_Raw records:_
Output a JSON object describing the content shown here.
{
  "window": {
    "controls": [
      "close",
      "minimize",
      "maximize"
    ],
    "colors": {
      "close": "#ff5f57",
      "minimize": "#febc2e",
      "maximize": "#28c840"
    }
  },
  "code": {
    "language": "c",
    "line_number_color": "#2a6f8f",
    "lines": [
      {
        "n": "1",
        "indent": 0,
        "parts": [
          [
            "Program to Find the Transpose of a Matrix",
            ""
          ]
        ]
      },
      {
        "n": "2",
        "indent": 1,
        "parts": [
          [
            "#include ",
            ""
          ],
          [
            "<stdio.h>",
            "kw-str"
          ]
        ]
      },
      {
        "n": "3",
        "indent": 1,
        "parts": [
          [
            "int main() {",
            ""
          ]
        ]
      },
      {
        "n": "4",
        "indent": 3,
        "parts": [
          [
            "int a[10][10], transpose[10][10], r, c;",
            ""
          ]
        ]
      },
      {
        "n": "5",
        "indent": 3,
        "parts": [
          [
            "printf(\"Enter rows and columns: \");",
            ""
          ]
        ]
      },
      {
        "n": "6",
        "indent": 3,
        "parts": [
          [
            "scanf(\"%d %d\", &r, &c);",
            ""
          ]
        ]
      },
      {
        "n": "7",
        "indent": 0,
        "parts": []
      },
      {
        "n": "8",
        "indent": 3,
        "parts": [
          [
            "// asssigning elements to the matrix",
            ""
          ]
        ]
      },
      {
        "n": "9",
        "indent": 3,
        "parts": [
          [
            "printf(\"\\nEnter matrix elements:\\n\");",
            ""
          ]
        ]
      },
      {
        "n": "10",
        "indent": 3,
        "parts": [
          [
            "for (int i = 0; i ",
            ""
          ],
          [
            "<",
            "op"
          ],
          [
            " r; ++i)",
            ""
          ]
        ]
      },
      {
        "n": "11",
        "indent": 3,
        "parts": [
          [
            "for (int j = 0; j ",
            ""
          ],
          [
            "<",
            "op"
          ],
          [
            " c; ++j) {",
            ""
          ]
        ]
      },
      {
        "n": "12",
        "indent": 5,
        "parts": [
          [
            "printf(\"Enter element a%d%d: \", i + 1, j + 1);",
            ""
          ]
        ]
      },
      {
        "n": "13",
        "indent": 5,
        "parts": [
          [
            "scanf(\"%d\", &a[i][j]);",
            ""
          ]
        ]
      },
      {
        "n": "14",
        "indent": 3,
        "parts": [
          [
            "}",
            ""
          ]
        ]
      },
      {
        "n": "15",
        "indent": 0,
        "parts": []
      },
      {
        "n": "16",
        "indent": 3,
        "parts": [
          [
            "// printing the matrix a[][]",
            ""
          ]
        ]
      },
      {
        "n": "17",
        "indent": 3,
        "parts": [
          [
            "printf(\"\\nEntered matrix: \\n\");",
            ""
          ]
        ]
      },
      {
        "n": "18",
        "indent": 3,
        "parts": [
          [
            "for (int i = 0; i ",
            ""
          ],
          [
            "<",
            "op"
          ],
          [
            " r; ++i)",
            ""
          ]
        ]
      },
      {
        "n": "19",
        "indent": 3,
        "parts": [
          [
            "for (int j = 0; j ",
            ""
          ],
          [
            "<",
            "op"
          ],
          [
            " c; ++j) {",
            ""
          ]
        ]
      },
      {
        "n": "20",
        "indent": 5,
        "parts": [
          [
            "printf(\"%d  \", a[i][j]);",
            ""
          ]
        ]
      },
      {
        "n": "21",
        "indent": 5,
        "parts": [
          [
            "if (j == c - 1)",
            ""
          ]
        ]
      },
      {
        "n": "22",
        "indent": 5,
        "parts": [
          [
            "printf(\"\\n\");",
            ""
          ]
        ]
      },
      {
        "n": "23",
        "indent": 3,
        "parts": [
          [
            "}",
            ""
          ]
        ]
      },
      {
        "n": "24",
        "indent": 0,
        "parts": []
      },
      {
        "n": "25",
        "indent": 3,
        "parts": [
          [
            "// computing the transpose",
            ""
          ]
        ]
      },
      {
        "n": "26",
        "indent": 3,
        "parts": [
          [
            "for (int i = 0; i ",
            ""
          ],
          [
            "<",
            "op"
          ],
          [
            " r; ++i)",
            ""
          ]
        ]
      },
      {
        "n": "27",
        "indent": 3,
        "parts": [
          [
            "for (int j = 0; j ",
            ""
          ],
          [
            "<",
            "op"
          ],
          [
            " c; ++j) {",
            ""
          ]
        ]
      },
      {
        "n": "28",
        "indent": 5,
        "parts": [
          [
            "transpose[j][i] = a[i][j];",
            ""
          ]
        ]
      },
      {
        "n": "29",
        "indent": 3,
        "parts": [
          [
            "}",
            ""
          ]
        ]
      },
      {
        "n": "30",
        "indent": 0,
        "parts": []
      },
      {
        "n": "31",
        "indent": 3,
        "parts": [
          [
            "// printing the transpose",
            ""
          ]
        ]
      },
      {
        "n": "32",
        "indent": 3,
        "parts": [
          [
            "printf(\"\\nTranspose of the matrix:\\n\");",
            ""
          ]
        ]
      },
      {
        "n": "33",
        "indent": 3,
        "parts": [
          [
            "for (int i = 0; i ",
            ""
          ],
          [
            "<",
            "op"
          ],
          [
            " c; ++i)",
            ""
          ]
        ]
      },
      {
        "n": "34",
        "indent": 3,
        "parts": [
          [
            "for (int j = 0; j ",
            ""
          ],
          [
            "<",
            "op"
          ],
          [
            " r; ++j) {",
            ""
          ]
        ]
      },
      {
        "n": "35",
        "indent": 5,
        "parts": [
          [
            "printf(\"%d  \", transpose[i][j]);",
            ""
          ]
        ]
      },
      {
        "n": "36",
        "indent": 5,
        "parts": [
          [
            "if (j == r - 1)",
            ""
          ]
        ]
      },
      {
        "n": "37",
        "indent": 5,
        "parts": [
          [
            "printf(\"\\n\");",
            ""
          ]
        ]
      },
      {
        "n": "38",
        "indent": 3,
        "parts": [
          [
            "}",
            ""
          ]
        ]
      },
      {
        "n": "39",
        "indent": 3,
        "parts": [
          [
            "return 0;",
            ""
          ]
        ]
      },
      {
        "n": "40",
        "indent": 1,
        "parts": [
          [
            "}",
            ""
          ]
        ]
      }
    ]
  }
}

_Exercise aim:_
Your task is to reproduce the whole listing exactly.

_Response to the task:_
Output a JSON object describing the content shown here.
{
  "window": {
    "controls": [
      "close",
      "minimize",
      "maximize"
    ],
    "colors": {
      "close": "#ff5f57",
      "minimize": "#febc2e",
      "maximize": "#28c840"
    }
  },
  "code": {
    "language": "c",
    "line_number_color": "#2a6f8f",
    "lines": [
      {
        "n": "1",
        "indent": 0,
        "parts": [
          [
            "Program to Find the Transpose of a Matrix",
            ""
          ]
        ]
      },
      {
        "n": "2",
        "indent": 1,
        "parts": [
          [
            "#include ",
            ""
          ],
          [
            "<stdio.h>",
            "kw-str"
          ]
        ]
      },
      {
        "n": "3",
        "indent": 1,
        "parts": [
          [
            "int main() {",
            ""
          ]
        ]
      },
      {
        "n": "4",
        "indent": 3,
        "parts": [
          [
            "int a[10][10], transpose[10][10], r, c;",
            ""
          ]
        ]
      },
      {
        "n": "5",
        "indent": 3,
        "parts": [
          [
            "printf(\"Enter rows and columns: \");",
            ""
          ]
        ]
      },
      {
        "n": "6",
        "indent": 3,
        "parts": [
          [
            "scanf(\"%d %d\", &r, &c);",
            ""
          ]
        ]
      },
      {
        "n": "7",
        "indent": 0,
        "parts": []
      },
      {
        "n": "8",
        "indent": 3,
        "parts": [
          [
            "// asssigning elements to the matrix",
            ""
          ]
        ]
      },
      {
        "n": "9",
        "indent": 3,
        "parts": [
          [
            "printf(\"\\nEnter matrix elements:\\n\");",
            ""
          ]
        ]
      },
      {
        "n": "10",
        "indent": 3,
        "parts": [
          [
            "for (int i = 0; i ",
            ""
          ],
          [
            "<",
            "op"
          ],
          [
            " r; ++i)",
            ""
          ]
        ]
      },
      {
        "n": "11",
        "indent": 3,
        "parts": [
          [
            "for (int j = 0; j ",
            ""
          ],
          [
            "<",
            "op"
          ],
          [
            " c; ++j) {",
            ""
          ]
        ]
      },
      {
        "n": "12",
        "indent": 5,
        "parts": [
          [
            "printf(\"Enter element a%d%d: \", i + 1, j + 1);",
            ""
          ]
        ]
      },
      {
        "n": "13",
        "indent": 5,
        "parts": [
          [
            "scanf(\"%d\", &a[i][j]);",
            ""
          ]
        ]
      },
      {
        "n": "14",
        "indent": 3,
        "parts": [
          [
            "}",
            ""
          ]
        ]
      },
      {
        "n": "15",
        "indent": 0,
        "parts": []
      },
      {
        "n": "16",
        "indent": 3,
        "parts": [
          [
            "// printing the matrix a[][]",
            ""
          ]
        ]
      },
      {
        "n": "17",
        "indent": 3,
        "parts": [
          [
            "printf(\"\\nEntered matrix: \\n\");",
            ""
          ]
        ]
      },
      {
        "n": "18",
        "indent": 3,
        "parts": [
          [
            "for (int i = 0; i ",
            ""
          ],
          [
            "<",
            "op"
          ],
          [
            " r; ++i)",
            ""
          ]
        ]
      },
      {
        "n": "19",
        "indent": 3,
        "parts": [
          [
            "for (int j = 0; j ",
            ""
          ],
          [
            "<",
            "op"
          ],
          [
            " c; ++j) {",
            ""
          ]
        ]
      },
      {
        "n": "20",
        "indent": 5,
        "parts": [
          [
            "printf(\"%d  \", a[i][j]);",
            ""
          ]
        ]
      },
      {
        "n": "21",
        "indent": 5,
        "parts": [
          [
            "if (j == c - 1)",
            ""
          ]
        ]
      },
      {
        "n": "22",
        "indent": 5,
        "parts": [
          [
            "printf(\"\\n\");",
            ""
          ]
        ]
      },
      {
        "n": "23",
        "indent": 3,
        "parts": [
          [
            "}",
            ""
          ]
        ]
      },
      {
        "n": "24",
        "indent": 0,
        "parts": []
      },
      {
        "n": "25",
        "indent": 3,
        "parts": [
          [
            "// computing the transpose",
            ""
          ]
        ]
      },
      {
        "n": "26",
        "indent": 3,
        "parts": [
          [
            "for (int i = 0; i ",
            ""
          ],
          [
            "<",
            "op"
          ],
          [
            " r; ++i)",
            ""
          ]
        ]
      },
      {
        "n": "27",
        "indent": 3,
        "parts": [
          [
            "for (int j = 0; j ",
            ""
          ],
          [
            "<",
            "op"
          ],
          [
            " c; ++j) {",
            ""
          ]
        ]
      },
      {
        "n": "28",
        "indent": 5,
        "parts": [
          [
            "transpose[j][i] = a[i][j];",
            ""
          ]
        ]
      },
      {
        "n": "29",
        "indent": 3,
        "parts": [
          [
            "}",
            ""
          ]
        ]
      },
      {
        "n": "30",
        "indent": 0,
        "parts": []
      },
      {
        "n": "31",
        "indent": 3,
        "parts": [
          [
            "// printing the transpose",
            ""
          ]
        ]
      },
      {
        "n": "32",
        "indent": 3,
        "parts": [
          [
            "printf(\"\\nTranspose of the matrix:\\n\");",
            ""
          ]
        ]
      },
      {
        "n": "33",
        "indent": 3,
        "parts": [
          [
            "for (int i = 0; i ",
            ""
          ],
          [
            "<",
            "op"
          ],
          [
            " c; ++i)",
            ""
          ]
        ]
      },
      {
        "n": "34",
        "indent": 3,
        "parts": [
          [
            "for (int j = 0; j ",
            ""
          ],
          [
            "<",
            "op"
          ],
          [
            " r; ++j) {",
            ""
          ]
        ]
      },
      {
        "n": "35",
        "indent": 5,
        "parts": [
          [
            "printf(\"%d  \", transpose[i][j]);",
            ""
          ]
        ]
      },
      {
        "n": "36",
        "indent": 5,
        "parts": [
          [
            "if (j == r - 1)",
            ""
          ]
        ]
      },
      {
        "n": "37",
        "indent": 5,
        "parts": [
          [
            "printf(\"\\n\");",
            ""
          ]
        ]
      },
      {
        "n": "38",
        "indent": 3,
        "parts": [
          [
            "}",
            ""
          ]
        ]
      },
      {
        "n": "39",
        "indent": 3,
        "parts": [
          [
            "return 0;",
            ""
          ]
        ]
      },
      {
        "n": "40",
        "indent": 1,
        "parts": [
          [
            "}",
            ""
          ]
        ]
      }
    ]
  }
}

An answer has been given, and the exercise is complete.